_Task details_:
Report how many lines contain "name"; state the number and nothing else.

_Part of a data file_:
════

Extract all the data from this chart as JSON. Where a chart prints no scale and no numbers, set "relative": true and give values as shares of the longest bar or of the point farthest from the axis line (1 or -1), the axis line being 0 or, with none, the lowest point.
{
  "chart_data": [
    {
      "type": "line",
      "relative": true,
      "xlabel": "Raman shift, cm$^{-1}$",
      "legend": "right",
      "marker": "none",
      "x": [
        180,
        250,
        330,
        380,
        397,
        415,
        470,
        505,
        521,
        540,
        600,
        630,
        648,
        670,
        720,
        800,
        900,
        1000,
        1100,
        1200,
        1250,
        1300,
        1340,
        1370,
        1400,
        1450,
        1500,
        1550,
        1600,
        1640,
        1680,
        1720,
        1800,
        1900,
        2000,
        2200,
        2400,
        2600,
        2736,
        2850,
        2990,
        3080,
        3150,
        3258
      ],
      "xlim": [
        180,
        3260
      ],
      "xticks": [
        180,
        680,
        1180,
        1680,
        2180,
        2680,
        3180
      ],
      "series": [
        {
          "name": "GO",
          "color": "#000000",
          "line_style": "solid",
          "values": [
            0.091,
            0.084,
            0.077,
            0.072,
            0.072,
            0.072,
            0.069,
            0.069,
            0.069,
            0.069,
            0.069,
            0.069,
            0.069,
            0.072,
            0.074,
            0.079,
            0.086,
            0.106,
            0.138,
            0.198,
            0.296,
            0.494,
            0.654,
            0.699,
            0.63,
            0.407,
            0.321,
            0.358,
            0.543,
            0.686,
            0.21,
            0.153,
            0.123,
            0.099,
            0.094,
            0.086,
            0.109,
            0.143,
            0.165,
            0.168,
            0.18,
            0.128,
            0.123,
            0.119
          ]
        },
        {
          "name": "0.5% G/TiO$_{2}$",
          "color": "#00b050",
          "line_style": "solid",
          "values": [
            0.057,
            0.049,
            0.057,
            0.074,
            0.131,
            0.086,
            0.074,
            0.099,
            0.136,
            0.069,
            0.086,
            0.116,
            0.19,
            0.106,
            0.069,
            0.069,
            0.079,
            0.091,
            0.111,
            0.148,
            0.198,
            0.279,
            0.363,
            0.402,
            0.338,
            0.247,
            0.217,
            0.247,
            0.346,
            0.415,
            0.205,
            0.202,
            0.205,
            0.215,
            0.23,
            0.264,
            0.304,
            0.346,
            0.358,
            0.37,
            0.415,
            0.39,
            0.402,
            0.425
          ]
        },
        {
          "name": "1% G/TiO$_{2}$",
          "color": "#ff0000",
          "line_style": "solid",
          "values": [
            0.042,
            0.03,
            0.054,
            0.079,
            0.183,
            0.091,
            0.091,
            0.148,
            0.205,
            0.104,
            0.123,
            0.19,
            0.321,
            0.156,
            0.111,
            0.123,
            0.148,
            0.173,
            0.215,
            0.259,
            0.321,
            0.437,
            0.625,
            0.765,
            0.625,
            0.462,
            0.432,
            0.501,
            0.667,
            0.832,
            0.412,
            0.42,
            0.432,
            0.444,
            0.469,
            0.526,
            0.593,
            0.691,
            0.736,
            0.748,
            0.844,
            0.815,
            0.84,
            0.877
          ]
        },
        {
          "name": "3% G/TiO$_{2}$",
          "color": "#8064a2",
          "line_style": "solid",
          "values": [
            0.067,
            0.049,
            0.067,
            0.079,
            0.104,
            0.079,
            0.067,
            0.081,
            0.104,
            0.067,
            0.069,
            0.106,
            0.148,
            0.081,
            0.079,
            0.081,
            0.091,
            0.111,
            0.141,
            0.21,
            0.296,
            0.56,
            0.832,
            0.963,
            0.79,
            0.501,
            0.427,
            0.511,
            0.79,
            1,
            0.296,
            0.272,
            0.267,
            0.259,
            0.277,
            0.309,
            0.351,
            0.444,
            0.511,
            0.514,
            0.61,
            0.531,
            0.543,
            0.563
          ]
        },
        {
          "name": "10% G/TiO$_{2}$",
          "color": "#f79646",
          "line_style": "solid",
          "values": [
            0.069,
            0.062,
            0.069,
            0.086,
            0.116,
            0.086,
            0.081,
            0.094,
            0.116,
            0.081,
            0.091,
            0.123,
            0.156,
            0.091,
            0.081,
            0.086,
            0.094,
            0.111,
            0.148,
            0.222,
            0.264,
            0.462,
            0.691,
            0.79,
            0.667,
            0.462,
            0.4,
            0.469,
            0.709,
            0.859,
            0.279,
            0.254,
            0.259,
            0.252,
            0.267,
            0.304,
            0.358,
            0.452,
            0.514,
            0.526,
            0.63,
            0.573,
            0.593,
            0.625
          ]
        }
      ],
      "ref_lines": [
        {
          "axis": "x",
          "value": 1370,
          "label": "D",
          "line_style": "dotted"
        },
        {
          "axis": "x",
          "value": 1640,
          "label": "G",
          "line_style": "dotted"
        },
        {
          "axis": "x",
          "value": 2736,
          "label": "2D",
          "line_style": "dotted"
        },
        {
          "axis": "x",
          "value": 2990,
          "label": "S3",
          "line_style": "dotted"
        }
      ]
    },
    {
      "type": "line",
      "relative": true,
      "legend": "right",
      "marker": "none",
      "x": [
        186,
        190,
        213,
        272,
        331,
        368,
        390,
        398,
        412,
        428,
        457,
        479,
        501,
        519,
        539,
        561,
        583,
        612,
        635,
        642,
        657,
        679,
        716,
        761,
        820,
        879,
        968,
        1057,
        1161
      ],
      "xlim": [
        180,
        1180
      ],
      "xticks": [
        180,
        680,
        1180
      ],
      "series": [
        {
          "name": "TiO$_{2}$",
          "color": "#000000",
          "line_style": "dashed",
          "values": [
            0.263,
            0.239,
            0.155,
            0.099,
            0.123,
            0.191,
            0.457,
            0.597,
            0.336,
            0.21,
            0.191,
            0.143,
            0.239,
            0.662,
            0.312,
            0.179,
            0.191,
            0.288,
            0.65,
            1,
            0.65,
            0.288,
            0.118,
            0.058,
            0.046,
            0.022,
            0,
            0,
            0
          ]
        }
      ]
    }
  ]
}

════

_Response to this exercise_:
6